> [AIM] The listing beneath should be written out in full, exactly as shown.

━━ DATA SHOWN

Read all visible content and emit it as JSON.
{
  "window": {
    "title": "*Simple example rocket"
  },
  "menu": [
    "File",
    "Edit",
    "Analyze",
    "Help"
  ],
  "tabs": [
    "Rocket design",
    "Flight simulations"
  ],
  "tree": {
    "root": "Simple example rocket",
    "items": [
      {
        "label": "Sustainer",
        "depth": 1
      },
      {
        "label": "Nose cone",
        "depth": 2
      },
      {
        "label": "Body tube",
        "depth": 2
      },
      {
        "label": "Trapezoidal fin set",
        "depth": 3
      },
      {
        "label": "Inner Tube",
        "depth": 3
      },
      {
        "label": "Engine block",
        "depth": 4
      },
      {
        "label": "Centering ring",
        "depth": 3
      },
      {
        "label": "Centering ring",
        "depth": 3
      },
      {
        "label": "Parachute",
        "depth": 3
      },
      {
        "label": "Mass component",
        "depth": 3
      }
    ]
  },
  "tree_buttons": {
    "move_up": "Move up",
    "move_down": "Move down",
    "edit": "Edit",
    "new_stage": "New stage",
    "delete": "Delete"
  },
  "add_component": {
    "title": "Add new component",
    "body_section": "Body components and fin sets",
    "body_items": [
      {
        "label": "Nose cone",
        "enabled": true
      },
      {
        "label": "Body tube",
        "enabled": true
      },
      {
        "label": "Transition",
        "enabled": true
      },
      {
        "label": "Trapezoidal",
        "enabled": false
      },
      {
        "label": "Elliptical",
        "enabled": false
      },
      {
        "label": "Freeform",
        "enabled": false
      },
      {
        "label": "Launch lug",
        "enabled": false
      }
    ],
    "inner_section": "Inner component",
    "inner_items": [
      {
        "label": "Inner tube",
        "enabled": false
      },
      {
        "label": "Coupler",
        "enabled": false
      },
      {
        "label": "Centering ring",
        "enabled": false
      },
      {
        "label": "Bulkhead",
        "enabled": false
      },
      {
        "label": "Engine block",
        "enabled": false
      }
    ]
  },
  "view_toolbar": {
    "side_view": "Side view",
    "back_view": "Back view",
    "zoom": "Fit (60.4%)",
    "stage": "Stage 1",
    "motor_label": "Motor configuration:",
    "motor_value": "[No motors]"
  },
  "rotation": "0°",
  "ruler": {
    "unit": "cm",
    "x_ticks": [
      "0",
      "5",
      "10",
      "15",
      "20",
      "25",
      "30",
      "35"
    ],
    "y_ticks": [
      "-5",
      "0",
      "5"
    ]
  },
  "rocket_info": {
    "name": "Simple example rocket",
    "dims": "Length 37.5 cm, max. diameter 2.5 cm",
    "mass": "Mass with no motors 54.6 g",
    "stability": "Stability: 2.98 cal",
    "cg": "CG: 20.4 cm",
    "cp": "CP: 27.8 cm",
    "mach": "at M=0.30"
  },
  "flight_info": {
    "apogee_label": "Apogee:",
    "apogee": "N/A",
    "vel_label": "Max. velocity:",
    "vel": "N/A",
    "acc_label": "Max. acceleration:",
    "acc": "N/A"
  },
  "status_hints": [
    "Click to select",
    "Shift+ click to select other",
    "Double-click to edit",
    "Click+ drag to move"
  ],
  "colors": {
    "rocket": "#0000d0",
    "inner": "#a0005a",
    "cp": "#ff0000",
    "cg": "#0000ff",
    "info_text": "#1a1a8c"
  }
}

━━━━

> [RESULT OF THIS TASK]
Read all visible content and emit it as JSON.
{
  "window": {
    "title": "*Simple example rocket"
  },
  "menu": [
    "File",
    "Edit",
    "Analyze",
    "Help"
  ],
  "tabs": [
    "Rocket design",
    "Flight simulations"
  ],
  "tree": {
    "root": "Simple example rocket",
    "items": [
      {
        "label": "Sustainer",
        "depth": 1
      },
      {
        "label": "Nose cone",
        "depth": 2
      },
      {
        "label": "Body tube",
        "depth": 2
      },
      {
        "label": "Trapezoidal fin set",
        "depth": 3
      },
      {
        "label": "Inner Tube",
        "depth": 3
      },
      {
        "label": "Engine block",
        "depth": 4
      },
      {
        "label": "Centering ring",
        "depth": 3
      },
      {
        "label": "Centering ring",
        "depth": 3
      },
      {
        "label": "Parachute",
        "depth": 3
      },
      {
        "label": "Mass component",
        "depth": 3
      }
    ]
  },
  "tree_buttons": {
    "move_up": "Move up",
    "move_down": "Move down",
    "edit": "Edit",
    "new_stage": "New stage",
    "delete": "Delete"
  },
  "add_component": {
    "title": "Add new component",
    "body_section": "Body components and fin sets",
    "body_items": [
      {
        "label": "Nose cone",
        "enabled": true
      },
      {
        "label": "Body tube",
        "enabled": true
      },
      {
        "label": "Transition",
        "enabled": true
      },
      {
        "label": "Trapezoidal",
        "enabled": false
      },
      {
        "label": "Elliptical",
        "enabled": false
      },
      {
        "label": "Freeform",
        "enabled": false
      },
      {
        "label": "Launch lug",
        "enabled": false
      }
    ],
    "inner_section": "Inner component",
    "inner_items": [
      {
        "label": "Inner tube",
        "enabled": false
      },
      {
        "label": "Coupler",
        "enabled": false
      },
      {
        "label": "Centering ring",
        "enabled": false
      },
      {
        "label": "Bulkhead",
        "enabled": false
      },
      {
        "label": "Engine block",
        "enabled": false
      }
    ]
  },
  "view_toolbar": {
    "side_view": "Side view",
    "back_view": "Back view",
    "zoom": "Fit (60.4%)",
    "stage": "Stage 1",
    "motor_label": "Motor configuration:",
    "motor_value": "[No motors]"
  },
  "rotation": "0°",
  "ruler": {
    "unit": "cm",
    "x_ticks": [
      "0",
      "5",
      "10",
      "15",
      "20",
      "25",
      "30",
      "35"
    ],
    "y_ticks": [
      "-5",
      "0",
      "5"
    ]
  },
  "rocket_info": {
    "name": "Simple example rocket",
    "dims": "Length 37.5 cm, max. diameter 2.5 cm",
    "mass": "Mass with no motors 54.6 g",
    "stability": "Stability: 2.98 cal",
    "cg": "CG: 20.4 cm",
    "cp": "CP: 27.8 cm",
    "mach": "at M=0.30"
  },
  "flight_info": {
    "apogee_label": "Apogee:",
    "apogee": "N/A",
    "vel_label": "Max. velocity:",
    "vel": "N/A",
    "acc_label": "Max. acceleration:",
    "acc": "N/A"
  },
  "status_hints": [
    "Click to select",
    "Shift+ click to select other",
    "Double-click to edit",
    "Click+ drag to move"
  ],
  "colors": {
    "rocket": "#0000d0",
    "inner": "#a0005a",
    "cp": "#ff0000",
    "cg": "#0000ff",
    "info_text": "#1a1a8c"
  }
}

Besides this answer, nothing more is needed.